» **Directive**:
Copy out the lines that have "фонда" in them.

» **Provided entries**:

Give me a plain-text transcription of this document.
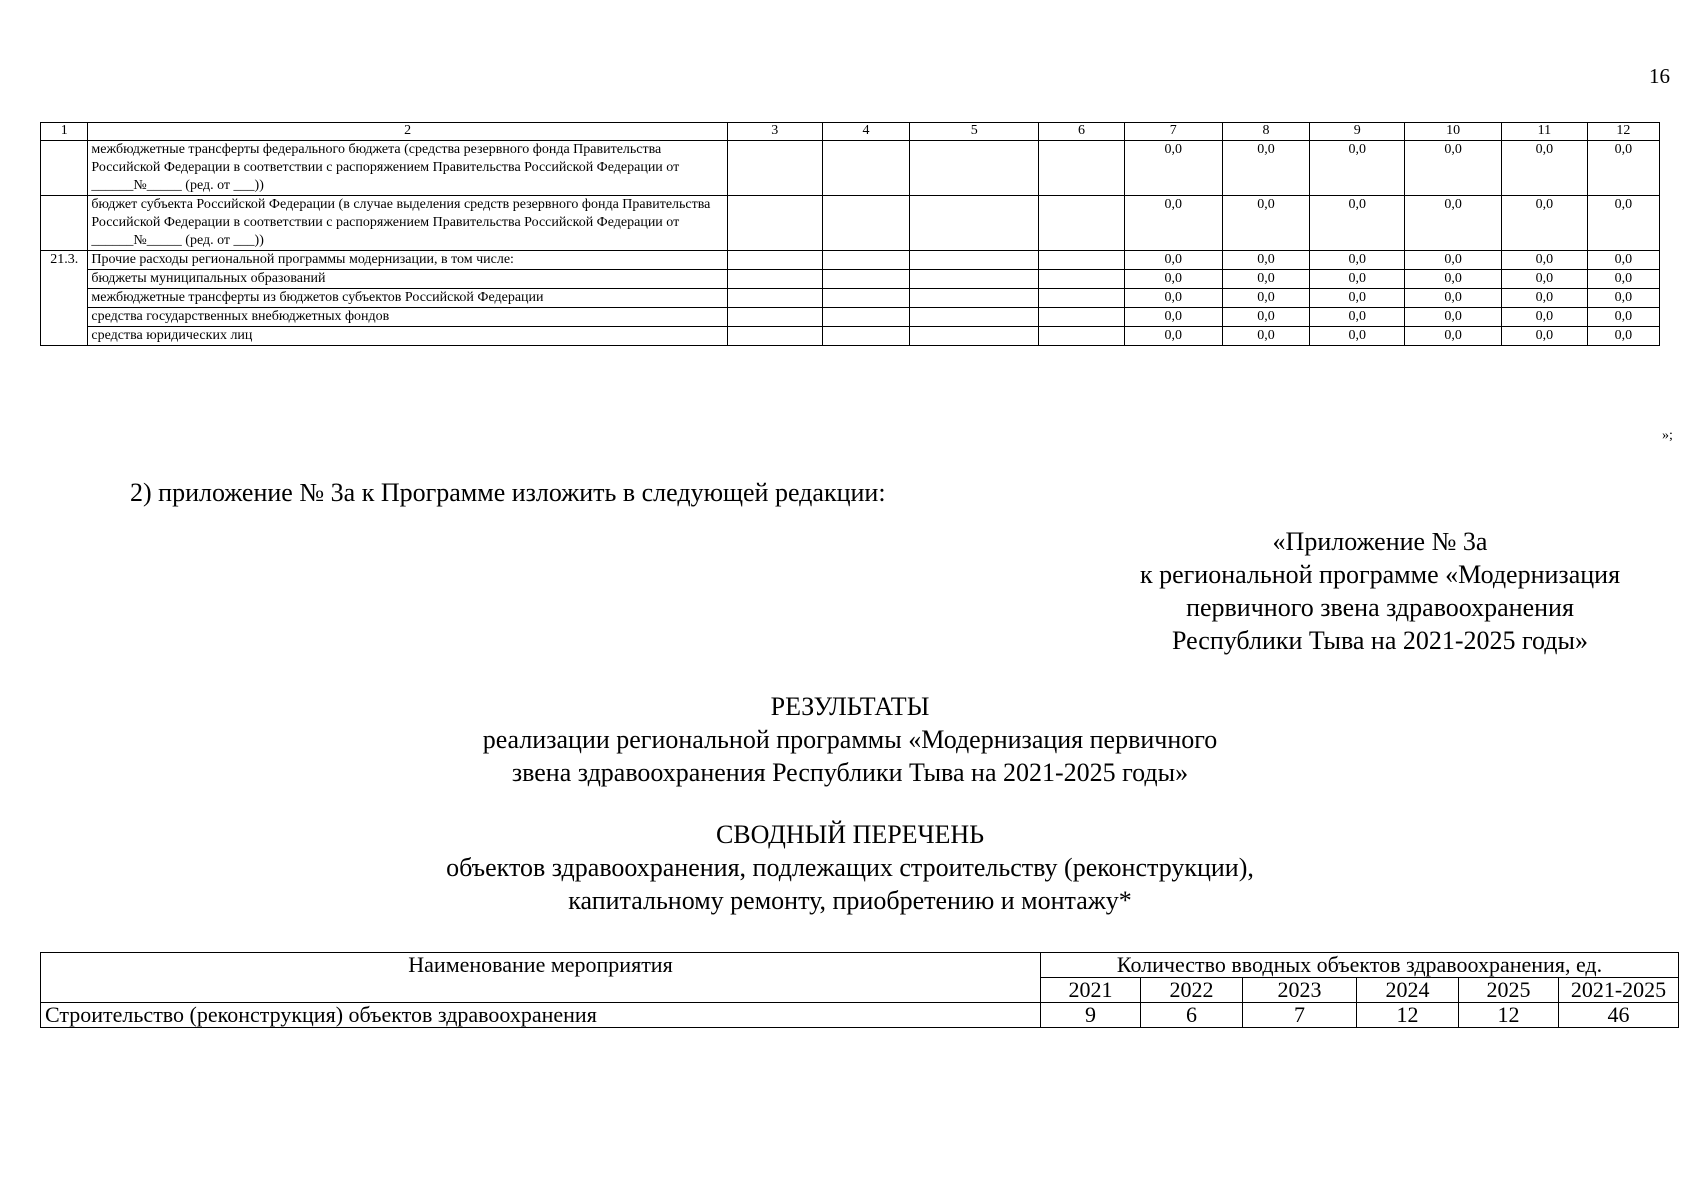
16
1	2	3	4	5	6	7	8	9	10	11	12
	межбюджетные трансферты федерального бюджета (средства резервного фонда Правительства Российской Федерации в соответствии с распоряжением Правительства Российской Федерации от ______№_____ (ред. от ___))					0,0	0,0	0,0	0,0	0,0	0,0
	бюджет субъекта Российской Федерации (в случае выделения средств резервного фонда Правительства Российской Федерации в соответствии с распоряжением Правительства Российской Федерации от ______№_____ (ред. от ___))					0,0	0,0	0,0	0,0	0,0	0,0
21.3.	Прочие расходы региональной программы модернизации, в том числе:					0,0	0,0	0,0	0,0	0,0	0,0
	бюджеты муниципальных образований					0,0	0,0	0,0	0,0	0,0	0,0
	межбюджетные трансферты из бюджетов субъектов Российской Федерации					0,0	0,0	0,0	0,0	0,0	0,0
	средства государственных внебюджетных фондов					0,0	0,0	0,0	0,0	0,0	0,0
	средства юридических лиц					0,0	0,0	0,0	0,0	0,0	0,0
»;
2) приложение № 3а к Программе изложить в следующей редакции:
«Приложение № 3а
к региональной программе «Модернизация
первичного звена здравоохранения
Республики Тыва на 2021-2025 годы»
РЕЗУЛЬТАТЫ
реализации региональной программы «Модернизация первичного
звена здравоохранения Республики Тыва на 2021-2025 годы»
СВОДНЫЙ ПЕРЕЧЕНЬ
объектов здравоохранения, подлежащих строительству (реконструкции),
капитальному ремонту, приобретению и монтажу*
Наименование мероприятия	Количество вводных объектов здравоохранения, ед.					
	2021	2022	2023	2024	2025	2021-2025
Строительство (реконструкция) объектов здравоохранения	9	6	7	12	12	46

» **Solution to this task**:
	межбюджетные трансферты федерального бюджета (средства резервного фонда Правительства Российской Федерации в соответствии с распоряжением Правительства Российской Федерации от ______№_____ (ред. от ___))					0,0	0,0	0,0	0,0	0,0	0,0
	бюджет субъекта Российской Федерации (в случае выделения средств резервного фонда Правительства Российской Федерации в соответствии с распоряжением Правительства Российской Федерации от ______№_____ (ред. от ___))					0,0	0,0	0,0	0,0	0,0	0,0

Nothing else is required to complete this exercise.